Brown is ensuring that a 'quota' system isn't used for recruiting at DU, by speaking specifically to the coaching staff about ways to promote diversity on the team.
"I know I've talked to my coaches and they're making a conscious effort to make sure that we're very inclusive and they're recruiting people," she said.
The school previously recruited many "legacy" athletes, as well as former Olympian's children. However, in conversations with the coaches, Brown says they're now looking at the skills of individual athletes, rather than their background.
"I'm really happy to be a part of a team that values that and wants to make a change," she said.
Brown is also quite optimistic about the future of the sport, but it starts at the youngest level, she says.
"It starts with the love of the sport and then partially, it's up to us who are in these positions. When we were allowed to have fans and do autograph signings, making sure that regardless of the color of the kid or the identity, I am letting the kid know that you can do whatever you want to do," she said. "Making sure that those of us who are in these inspiring roles are connecting with the young kids to keep them motivated because some of them might be discouraged by how little representation they have."

§ §

EXERCISE BRIEF: Continue the piece on Brown and diversity in the DU team's recruiting, picking up right after its final sentence.

(Source records)
§ §

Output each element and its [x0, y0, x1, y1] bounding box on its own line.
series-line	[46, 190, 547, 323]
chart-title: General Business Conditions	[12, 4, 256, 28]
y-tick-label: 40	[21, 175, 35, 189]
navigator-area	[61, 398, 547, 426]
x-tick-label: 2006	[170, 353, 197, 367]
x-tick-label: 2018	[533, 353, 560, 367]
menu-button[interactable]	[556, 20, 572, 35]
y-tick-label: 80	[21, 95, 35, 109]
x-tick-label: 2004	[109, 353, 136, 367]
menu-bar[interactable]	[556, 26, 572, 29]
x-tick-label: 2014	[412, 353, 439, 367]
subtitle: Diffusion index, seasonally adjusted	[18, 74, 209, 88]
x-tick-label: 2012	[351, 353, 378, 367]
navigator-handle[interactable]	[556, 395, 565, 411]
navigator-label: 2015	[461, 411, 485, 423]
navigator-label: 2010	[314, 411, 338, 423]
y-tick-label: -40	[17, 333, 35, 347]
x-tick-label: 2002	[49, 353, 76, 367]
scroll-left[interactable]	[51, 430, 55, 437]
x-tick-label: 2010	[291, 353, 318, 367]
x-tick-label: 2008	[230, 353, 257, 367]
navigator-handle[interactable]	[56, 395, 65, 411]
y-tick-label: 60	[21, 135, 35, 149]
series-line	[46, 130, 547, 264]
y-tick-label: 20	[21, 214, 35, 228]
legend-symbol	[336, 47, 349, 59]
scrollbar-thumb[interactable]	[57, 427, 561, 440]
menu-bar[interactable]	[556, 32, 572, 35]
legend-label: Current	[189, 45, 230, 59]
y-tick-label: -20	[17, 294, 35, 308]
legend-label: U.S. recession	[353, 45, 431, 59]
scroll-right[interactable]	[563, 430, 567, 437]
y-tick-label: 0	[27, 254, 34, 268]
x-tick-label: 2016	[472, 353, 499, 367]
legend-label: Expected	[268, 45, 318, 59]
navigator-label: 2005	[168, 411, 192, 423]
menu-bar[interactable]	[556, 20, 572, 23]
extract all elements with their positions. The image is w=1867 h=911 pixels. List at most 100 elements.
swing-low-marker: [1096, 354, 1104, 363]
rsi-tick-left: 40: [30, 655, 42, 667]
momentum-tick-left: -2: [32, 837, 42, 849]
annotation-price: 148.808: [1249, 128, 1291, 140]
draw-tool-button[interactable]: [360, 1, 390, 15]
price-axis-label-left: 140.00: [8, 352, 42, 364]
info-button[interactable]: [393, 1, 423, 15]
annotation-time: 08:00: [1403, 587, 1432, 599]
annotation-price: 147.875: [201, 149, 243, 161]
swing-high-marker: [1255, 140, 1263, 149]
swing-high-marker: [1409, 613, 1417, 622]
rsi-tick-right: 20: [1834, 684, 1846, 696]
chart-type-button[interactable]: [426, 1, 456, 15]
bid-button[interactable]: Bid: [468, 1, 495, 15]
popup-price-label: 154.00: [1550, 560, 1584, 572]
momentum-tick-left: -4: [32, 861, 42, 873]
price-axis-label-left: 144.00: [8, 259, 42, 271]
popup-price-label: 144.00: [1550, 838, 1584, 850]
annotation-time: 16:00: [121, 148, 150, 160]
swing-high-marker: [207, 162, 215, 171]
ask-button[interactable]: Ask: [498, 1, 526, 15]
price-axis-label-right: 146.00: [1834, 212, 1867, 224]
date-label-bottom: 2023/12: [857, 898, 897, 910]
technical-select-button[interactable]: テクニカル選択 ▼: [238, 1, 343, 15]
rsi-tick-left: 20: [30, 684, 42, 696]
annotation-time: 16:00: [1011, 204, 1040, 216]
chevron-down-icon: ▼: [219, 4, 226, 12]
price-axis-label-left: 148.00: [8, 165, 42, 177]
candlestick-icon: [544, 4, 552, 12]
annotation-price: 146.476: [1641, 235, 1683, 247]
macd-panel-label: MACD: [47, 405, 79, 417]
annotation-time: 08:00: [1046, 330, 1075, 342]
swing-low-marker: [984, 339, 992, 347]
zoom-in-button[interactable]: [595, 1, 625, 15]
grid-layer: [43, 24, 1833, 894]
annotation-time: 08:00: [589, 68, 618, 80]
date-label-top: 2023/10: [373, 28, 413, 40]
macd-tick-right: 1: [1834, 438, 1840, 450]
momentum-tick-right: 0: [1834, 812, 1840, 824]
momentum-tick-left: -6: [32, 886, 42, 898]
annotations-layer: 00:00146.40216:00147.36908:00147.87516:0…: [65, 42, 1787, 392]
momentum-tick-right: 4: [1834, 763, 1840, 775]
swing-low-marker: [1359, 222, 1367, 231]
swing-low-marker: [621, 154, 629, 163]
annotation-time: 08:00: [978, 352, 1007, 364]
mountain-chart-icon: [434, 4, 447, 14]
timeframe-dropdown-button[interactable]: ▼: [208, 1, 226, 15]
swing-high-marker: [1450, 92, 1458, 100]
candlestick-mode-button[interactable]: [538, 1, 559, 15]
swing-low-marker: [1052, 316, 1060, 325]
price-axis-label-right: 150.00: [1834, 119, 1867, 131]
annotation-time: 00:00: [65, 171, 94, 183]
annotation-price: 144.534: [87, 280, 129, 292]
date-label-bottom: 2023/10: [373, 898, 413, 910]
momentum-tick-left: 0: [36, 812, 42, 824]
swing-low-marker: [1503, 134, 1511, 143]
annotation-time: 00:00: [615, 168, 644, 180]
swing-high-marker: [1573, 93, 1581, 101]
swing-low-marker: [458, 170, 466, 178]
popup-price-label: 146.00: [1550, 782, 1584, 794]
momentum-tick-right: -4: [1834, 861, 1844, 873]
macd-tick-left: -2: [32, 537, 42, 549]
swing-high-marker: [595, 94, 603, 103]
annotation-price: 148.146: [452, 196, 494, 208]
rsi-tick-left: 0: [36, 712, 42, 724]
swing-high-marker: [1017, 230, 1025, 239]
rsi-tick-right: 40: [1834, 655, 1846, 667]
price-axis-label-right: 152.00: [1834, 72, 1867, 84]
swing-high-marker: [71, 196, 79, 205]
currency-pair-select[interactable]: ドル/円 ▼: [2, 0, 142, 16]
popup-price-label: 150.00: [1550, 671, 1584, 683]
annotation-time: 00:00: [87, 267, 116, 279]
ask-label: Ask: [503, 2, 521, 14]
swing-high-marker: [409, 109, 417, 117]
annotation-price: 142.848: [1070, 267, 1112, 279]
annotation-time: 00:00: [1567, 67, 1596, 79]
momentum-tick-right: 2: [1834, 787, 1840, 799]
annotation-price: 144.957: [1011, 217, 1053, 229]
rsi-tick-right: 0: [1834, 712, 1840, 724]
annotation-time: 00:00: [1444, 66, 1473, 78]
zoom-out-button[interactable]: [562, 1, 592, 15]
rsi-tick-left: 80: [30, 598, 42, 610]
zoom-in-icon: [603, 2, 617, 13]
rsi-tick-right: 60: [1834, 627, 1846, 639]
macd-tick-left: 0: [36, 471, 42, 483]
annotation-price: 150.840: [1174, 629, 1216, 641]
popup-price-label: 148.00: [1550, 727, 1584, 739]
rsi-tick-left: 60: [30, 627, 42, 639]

§ §

RESPONSE TO THE TASK:
Athletes, such as Brown, felt a renewed personal responsibility to be role models for not only the younger generation, but now also for their peers. After the protests surrounding both George Floyd and Breonna Taylor's deaths this past summer, the Black Lives Matter movement rose to prominence in the sports community. Brown said she's happy that the conversations have begun again, but hopes they won't fizzle out just as quickly.
"We tried to make space for that, not only as a team, but as a school, and in the athletic department on campus. I think moving forward, I just hope that it doesn't drift away because it comes in waves," she said. "The first one I remember was Trayvon Martin and being from Missouri, the Ferguson incident. As a black person, you're seeing these patterns and I hope that this last one seemed a little bit different in that it stayed in people's minds and that it's something that we continuously advocate for."